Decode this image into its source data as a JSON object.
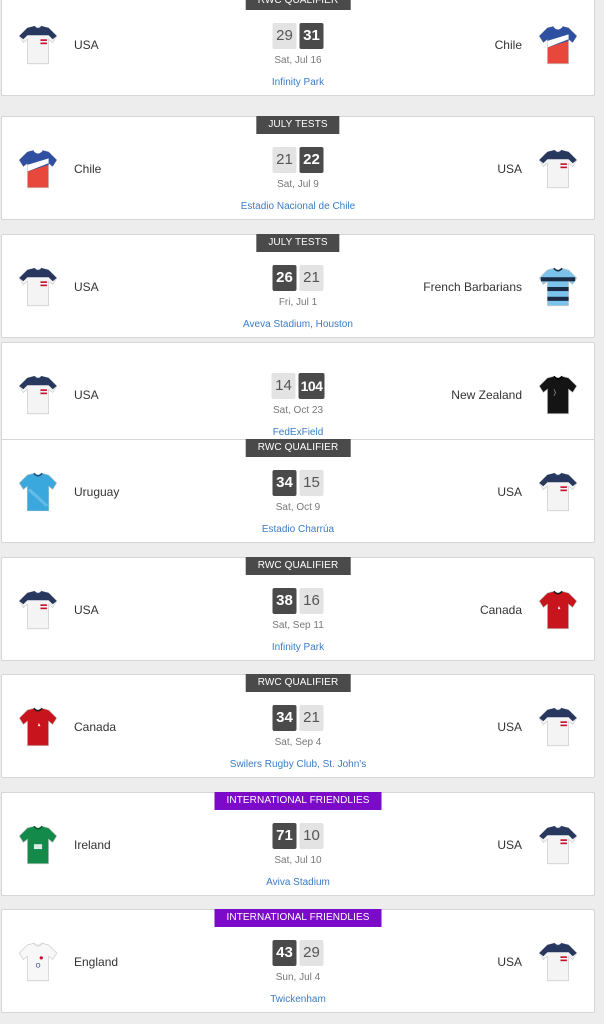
{
  "colors": {
    "competition_grey": "#4a4a4a",
    "competition_purple": "#7b0bc9",
    "venue_link": "#3b7cc6",
    "winning_score_bg": "#4a4a4a",
    "losing_score_bg": "#e3e3e3"
  },
  "jerseys": {
    "usa": "usa-jersey-icon",
    "chile": "chile-jersey-icon",
    "french-barbarians": "french-barbarians-jersey-icon",
    "new-zealand": "new-zealand-jersey-icon",
    "uruguay": "uruguay-jersey-icon",
    "canada": "canada-jersey-icon",
    "ireland": "ireland-jersey-icon",
    "england": "england-jersey-icon"
  },
  "matches": [
    {
      "competition": "RWC QUALIFIER",
      "style": "grey",
      "home": "USA",
      "home_kit": "usa",
      "home_score": "29",
      "away": "Chile",
      "away_kit": "chile",
      "away_score": "31",
      "winner": "away",
      "date": "Sat, Jul 16",
      "venue": "Infinity Park"
    },
    {
      "competition": "JULY TESTS",
      "style": "grey",
      "home": "Chile",
      "home_kit": "chile",
      "home_score": "21",
      "away": "USA",
      "away_kit": "usa",
      "away_score": "22",
      "winner": "away",
      "date": "Sat, Jul 9",
      "venue": "Estadio Nacional de Chile"
    },
    {
      "competition": "JULY TESTS",
      "style": "grey",
      "home": "USA",
      "home_kit": "usa",
      "home_score": "26",
      "away": "French Barbarians",
      "away_kit": "french-barbarians",
      "away_score": "21",
      "winner": "home",
      "date": "Fri, Jul 1",
      "venue": "Aveva Stadium, Houston"
    },
    {
      "competition": "",
      "style": "none",
      "home": "USA",
      "home_kit": "usa",
      "home_score": "14",
      "away": "New Zealand",
      "away_kit": "new-zealand",
      "away_score": "104",
      "winner": "away",
      "date": "Sat, Oct 23",
      "venue": "FedExField"
    },
    {
      "competition": "RWC QUALIFIER",
      "style": "grey",
      "home": "Uruguay",
      "home_kit": "uruguay",
      "home_score": "34",
      "away": "USA",
      "away_kit": "usa",
      "away_score": "15",
      "winner": "home",
      "date": "Sat, Oct 9",
      "venue": "Estadio Charrúa"
    },
    {
      "competition": "RWC QUALIFIER",
      "style": "grey",
      "home": "USA",
      "home_kit": "usa",
      "home_score": "38",
      "away": "Canada",
      "away_kit": "canada",
      "away_score": "16",
      "winner": "home",
      "date": "Sat, Sep 11",
      "venue": "Infinity Park"
    },
    {
      "competition": "RWC QUALIFIER",
      "style": "grey",
      "home": "Canada",
      "home_kit": "canada",
      "home_score": "34",
      "away": "USA",
      "away_kit": "usa",
      "away_score": "21",
      "winner": "home",
      "date": "Sat, Sep 4",
      "venue": "Swilers Rugby Club, St. John's"
    },
    {
      "competition": "INTERNATIONAL FRIENDLIES",
      "style": "purple",
      "home": "Ireland",
      "home_kit": "ireland",
      "home_score": "71",
      "away": "USA",
      "away_kit": "usa",
      "away_score": "10",
      "winner": "home",
      "date": "Sat, Jul 10",
      "venue": "Aviva Stadium"
    },
    {
      "competition": "INTERNATIONAL FRIENDLIES",
      "style": "purple",
      "home": "England",
      "home_kit": "england",
      "home_score": "43",
      "away": "USA",
      "away_kit": "usa",
      "away_score": "29",
      "winner": "home",
      "date": "Sun, Jul 4",
      "venue": "Twickenham"
    }
  ]
}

§ §

- WORK TO BE COMPLETED
The listing above needs to be output again exactly. Don't include the pictures.

- SOLVED PROBLEM
Decode this image into its source data as a JSON object.
{
  "colors": {
    "competition_grey": "#4a4a4a",
    "competition_purple": "#7b0bc9",
    "venue_link": "#3b7cc6",
    "winning_score_bg": "#4a4a4a",
    "losing_score_bg": "#e3e3e3"
  },
  "jerseys": {
    "usa": "usa-jersey-icon",
    "chile": "chile-jersey-icon",
    "french-barbarians": "french-barbarians-jersey-icon",
    "new-zealand": "new-zealand-jersey-icon",
    "uruguay": "uruguay-jersey-icon",
    "canada": "canada-jersey-icon",
    "ireland": "ireland-jersey-icon",
    "england": "england-jersey-icon"
  },
  "matches": [
    {
      "competition": "RWC QUALIFIER",
      "style": "grey",
      "home": "USA",
      "home_kit": "usa",
      "home_score": "29",
      "away": "Chile",
      "away_kit": "chile",
      "away_score": "31",
      "winner": "away",
      "date": "Sat, Jul 16",
      "venue": "Infinity Park"
    },
    {
      "competition": "JULY TESTS",
      "style": "grey",
      "home": "Chile",
      "home_kit": "chile",
      "home_score": "21",
      "away": "USA",
      "away_kit": "usa",
      "away_score": "22",
      "winner": "away",
      "date": "Sat, Jul 9",
      "venue": "Estadio Nacional de Chile"
    },
    {
      "competition": "JULY TESTS",
      "style": "grey",
      "home": "USA",
      "home_kit": "usa",
      "home_score": "26",
      "away": "French Barbarians",
      "away_kit": "french-barbarians",
      "away_score": "21",
      "winner": "home",
      "date": "Fri, Jul 1",
      "venue": "Aveva Stadium, Houston"
    },
    {
      "competition": "",
      "style": "none",
      "home": "USA",
      "home_kit": "usa",
      "home_score": "14",
      "away": "New Zealand",
      "away_kit": "new-zealand",
      "away_score": "104",
      "winner": "away",
      "date": "Sat, Oct 23",
      "venue": "FedExField"
    },
    {
      "competition": "RWC QUALIFIER",
      "style": "grey",
      "home": "Uruguay",
      "home_kit": "uruguay",
      "home_score": "34",
      "away": "USA",
      "away_kit": "usa",
      "away_score": "15",
      "winner": "home",
      "date": "Sat, Oct 9",
      "venue": "Estadio Charrúa"
    },
    {
      "competition": "RWC QUALIFIER",
      "style": "grey",
      "home": "USA",
      "home_kit": "usa",
      "home_score": "38",
      "away": "Canada",
      "away_kit": "canada",
      "away_score": "16",
      "winner": "home",
      "date": "Sat, Sep 11",
      "venue": "Infinity Park"
    },
    {
      "competition": "RWC QUALIFIER",
      "style": "grey",
      "home": "Canada",
      "home_kit": "canada",
      "home_score": "34",
      "away": "USA",
      "away_kit": "usa",
      "away_score": "21",
      "winner": "home",
      "date": "Sat, Sep 4",
      "venue": "Swilers Rugby Club, St. John's"
    },
    {
      "competition": "INTERNATIONAL FRIENDLIES",
      "style": "purple",
      "home": "Ireland",
      "home_kit": "ireland",
      "home_score": "71",
      "away": "USA",
      "away_kit": "usa",
      "away_score": "10",
      "winner": "home",
      "date": "Sat, Jul 10",
      "venue": "Aviva Stadium"
    },
    {
      "competition": "INTERNATIONAL FRIENDLIES",
      "style": "purple",
      "home": "England",
      "home_kit": "england",
      "home_score": "43",
      "away": "USA",
      "away_kit": "usa",
      "away_score": "29",
      "winner": "home",
      "date": "Sun, Jul 4",
      "venue": "Twickenham"
    }
  ]
}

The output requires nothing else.